>>>>>
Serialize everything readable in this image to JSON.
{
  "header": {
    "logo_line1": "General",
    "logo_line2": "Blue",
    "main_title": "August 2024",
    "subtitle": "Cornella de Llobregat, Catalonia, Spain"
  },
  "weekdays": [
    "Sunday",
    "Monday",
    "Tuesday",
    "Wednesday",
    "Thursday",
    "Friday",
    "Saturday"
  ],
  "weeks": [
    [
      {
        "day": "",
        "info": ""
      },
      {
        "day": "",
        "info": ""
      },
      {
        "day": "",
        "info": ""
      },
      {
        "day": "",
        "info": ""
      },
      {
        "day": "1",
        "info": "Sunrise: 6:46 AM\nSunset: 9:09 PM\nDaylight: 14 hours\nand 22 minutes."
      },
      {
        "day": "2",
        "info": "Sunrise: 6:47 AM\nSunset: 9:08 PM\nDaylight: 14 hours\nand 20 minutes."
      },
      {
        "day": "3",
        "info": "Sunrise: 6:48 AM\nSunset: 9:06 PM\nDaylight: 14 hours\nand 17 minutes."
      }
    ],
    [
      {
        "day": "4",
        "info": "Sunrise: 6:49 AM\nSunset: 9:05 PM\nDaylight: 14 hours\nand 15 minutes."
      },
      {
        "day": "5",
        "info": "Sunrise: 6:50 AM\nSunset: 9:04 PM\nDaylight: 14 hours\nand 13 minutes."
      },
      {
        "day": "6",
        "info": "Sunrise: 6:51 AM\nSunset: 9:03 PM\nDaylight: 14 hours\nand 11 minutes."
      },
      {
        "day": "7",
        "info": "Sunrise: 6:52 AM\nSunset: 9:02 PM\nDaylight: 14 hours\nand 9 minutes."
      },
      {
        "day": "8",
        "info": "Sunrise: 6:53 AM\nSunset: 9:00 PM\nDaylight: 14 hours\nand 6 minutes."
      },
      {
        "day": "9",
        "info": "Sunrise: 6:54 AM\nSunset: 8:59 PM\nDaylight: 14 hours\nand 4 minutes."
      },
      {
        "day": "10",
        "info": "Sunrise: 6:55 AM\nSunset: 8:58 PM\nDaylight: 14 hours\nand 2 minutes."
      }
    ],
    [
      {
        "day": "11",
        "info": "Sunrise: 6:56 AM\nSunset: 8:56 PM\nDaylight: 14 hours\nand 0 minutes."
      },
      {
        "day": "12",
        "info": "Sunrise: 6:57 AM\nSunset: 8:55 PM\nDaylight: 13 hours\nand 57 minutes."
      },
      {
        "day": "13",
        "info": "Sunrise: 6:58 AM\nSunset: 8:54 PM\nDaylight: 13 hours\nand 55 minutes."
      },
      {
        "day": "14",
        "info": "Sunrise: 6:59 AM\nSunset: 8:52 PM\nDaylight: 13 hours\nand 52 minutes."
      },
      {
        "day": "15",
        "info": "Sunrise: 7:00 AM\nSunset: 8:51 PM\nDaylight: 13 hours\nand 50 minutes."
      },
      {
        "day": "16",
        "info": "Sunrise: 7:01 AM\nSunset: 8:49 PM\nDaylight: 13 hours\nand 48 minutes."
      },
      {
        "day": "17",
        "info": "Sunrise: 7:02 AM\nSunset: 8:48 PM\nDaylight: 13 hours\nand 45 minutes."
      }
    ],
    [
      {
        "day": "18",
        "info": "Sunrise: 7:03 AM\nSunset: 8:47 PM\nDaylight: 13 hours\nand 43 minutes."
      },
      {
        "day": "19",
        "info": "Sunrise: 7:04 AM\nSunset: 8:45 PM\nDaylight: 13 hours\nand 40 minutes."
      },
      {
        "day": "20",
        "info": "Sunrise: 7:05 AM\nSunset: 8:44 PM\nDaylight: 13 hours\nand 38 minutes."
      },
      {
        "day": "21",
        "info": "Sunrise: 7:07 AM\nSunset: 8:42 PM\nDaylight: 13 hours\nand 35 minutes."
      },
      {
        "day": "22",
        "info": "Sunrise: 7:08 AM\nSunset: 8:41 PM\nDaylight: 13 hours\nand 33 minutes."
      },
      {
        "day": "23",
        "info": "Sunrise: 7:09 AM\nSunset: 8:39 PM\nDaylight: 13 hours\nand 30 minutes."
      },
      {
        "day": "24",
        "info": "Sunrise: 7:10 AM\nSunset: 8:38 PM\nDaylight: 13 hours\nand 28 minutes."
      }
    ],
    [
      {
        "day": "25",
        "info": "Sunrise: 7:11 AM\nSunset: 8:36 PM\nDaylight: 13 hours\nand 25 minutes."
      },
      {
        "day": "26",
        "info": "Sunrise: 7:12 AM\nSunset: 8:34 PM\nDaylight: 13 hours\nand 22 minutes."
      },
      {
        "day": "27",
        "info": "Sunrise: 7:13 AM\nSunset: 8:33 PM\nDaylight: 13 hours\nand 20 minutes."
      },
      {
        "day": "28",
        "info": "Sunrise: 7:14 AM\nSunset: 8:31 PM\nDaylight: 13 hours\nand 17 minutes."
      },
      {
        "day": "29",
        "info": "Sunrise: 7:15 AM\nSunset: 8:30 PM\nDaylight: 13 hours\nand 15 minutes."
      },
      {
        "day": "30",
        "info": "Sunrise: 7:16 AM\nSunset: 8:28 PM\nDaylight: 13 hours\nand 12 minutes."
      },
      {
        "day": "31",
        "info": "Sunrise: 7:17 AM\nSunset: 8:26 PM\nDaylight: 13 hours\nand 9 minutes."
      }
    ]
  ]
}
<<<<<
(EXERCISE PROMPT): Write out all of the records once more, exactly.

(REPLY):
Serialize everything readable in this image to JSON.
{
  "header": {
    "logo_line1": "General",
    "logo_line2": "Blue",
    "main_title": "August 2024",
    "subtitle": "Cornella de Llobregat, Catalonia, Spain"
  },
  "weekdays": [
    "Sunday",
    "Monday",
    "Tuesday",
    "Wednesday",
    "Thursday",
    "Friday",
    "Saturday"
  ],
  "weeks": [
    [
      {
        "day": "",
        "info": ""
      },
      {
        "day": "",
        "info": ""
      },
      {
        "day": "",
        "info": ""
      },
      {
        "day": "",
        "info": ""
      },
      {
        "day": "1",
        "info": "Sunrise: 6:46 AM\nSunset: 9:09 PM\nDaylight: 14 hours\nand 22 minutes."
      },
      {
        "day": "2",
        "info": "Sunrise: 6:47 AM\nSunset: 9:08 PM\nDaylight: 14 hours\nand 20 minutes."
      },
      {
        "day": "3",
        "info": "Sunrise: 6:48 AM\nSunset: 9:06 PM\nDaylight: 14 hours\nand 17 minutes."
      }
    ],
    [
      {
        "day": "4",
        "info": "Sunrise: 6:49 AM\nSunset: 9:05 PM\nDaylight: 14 hours\nand 15 minutes."
      },
      {
        "day": "5",
        "info": "Sunrise: 6:50 AM\nSunset: 9:04 PM\nDaylight: 14 hours\nand 13 minutes."
      },
      {
        "day": "6",
        "info": "Sunrise: 6:51 AM\nSunset: 9:03 PM\nDaylight: 14 hours\nand 11 minutes."
      },
      {
        "day": "7",
        "info": "Sunrise: 6:52 AM\nSunset: 9:02 PM\nDaylight: 14 hours\nand 9 minutes."
      },
      {
        "day": "8",
        "info": "Sunrise: 6:53 AM\nSunset: 9:00 PM\nDaylight: 14 hours\nand 6 minutes."
      },
      {
        "day": "9",
        "info": "Sunrise: 6:54 AM\nSunset: 8:59 PM\nDaylight: 14 hours\nand 4 minutes."
      },
      {
        "day": "10",
        "info": "Sunrise: 6:55 AM\nSunset: 8:58 PM\nDaylight: 14 hours\nand 2 minutes."
      }
    ],
    [
      {
        "day": "11",
        "info": "Sunrise: 6:56 AM\nSunset: 8:56 PM\nDaylight: 14 hours\nand 0 minutes."
      },
      {
        "day": "12",
        "info": "Sunrise: 6:57 AM\nSunset: 8:55 PM\nDaylight: 13 hours\nand 57 minutes."
      },
      {
        "day": "13",
        "info": "Sunrise: 6:58 AM\nSunset: 8:54 PM\nDaylight: 13 hours\nand 55 minutes."
      },
      {
        "day": "14",
        "info": "Sunrise: 6:59 AM\nSunset: 8:52 PM\nDaylight: 13 hours\nand 52 minutes."
      },
      {
        "day": "15",
        "info": "Sunrise: 7:00 AM\nSunset: 8:51 PM\nDaylight: 13 hours\nand 50 minutes."
      },
      {
        "day": "16",
        "info": "Sunrise: 7:01 AM\nSunset: 8:49 PM\nDaylight: 13 hours\nand 48 minutes."
      },
      {
        "day": "17",
        "info": "Sunrise: 7:02 AM\nSunset: 8:48 PM\nDaylight: 13 hours\nand 45 minutes."
      }
    ],
    [
      {
        "day": "18",
        "info": "Sunrise: 7:03 AM\nSunset: 8:47 PM\nDaylight: 13 hours\nand 43 minutes."
      },
      {
        "day": "19",
        "info": "Sunrise: 7:04 AM\nSunset: 8:45 PM\nDaylight: 13 hours\nand 40 minutes."
      },
      {
        "day": "20",
        "info": "Sunrise: 7:05 AM\nSunset: 8:44 PM\nDaylight: 13 hours\nand 38 minutes."
      },
      {
        "day": "21",
        "info": "Sunrise: 7:07 AM\nSunset: 8:42 PM\nDaylight: 13 hours\nand 35 minutes."
      },
      {
        "day": "22",
        "info": "Sunrise: 7:08 AM\nSunset: 8:41 PM\nDaylight: 13 hours\nand 33 minutes."
      },
      {
        "day": "23",
        "info": "Sunrise: 7:09 AM\nSunset: 8:39 PM\nDaylight: 13 hours\nand 30 minutes."
      },
      {
        "day": "24",
        "info": "Sunrise: 7:10 AM\nSunset: 8:38 PM\nDaylight: 13 hours\nand 28 minutes."
      }
    ],
    [
      {
        "day": "25",
        "info": "Sunrise: 7:11 AM\nSunset: 8:36 PM\nDaylight: 13 hours\nand 25 minutes."
      },
      {
        "day": "26",
        "info": "Sunrise: 7:12 AM\nSunset: 8:34 PM\nDaylight: 13 hours\nand 22 minutes."
      },
      {
        "day": "27",
        "info": "Sunrise: 7:13 AM\nSunset: 8:33 PM\nDaylight: 13 hours\nand 20 minutes."
      },
      {
        "day": "28",
        "info": "Sunrise: 7:14 AM\nSunset: 8:31 PM\nDaylight: 13 hours\nand 17 minutes."
      },
      {
        "day": "29",
        "info": "Sunrise: 7:15 AM\nSunset: 8:30 PM\nDaylight: 13 hours\nand 15 minutes."
      },
      {
        "day": "30",
        "info": "Sunrise: 7:16 AM\nSunset: 8:28 PM\nDaylight: 13 hours\nand 12 minutes."
      },
      {
        "day": "31",
        "info": "Sunrise: 7:17 AM\nSunset: 8:26 PM\nDaylight: 13 hours\nand 9 minutes."
      }
    ]
  ]
}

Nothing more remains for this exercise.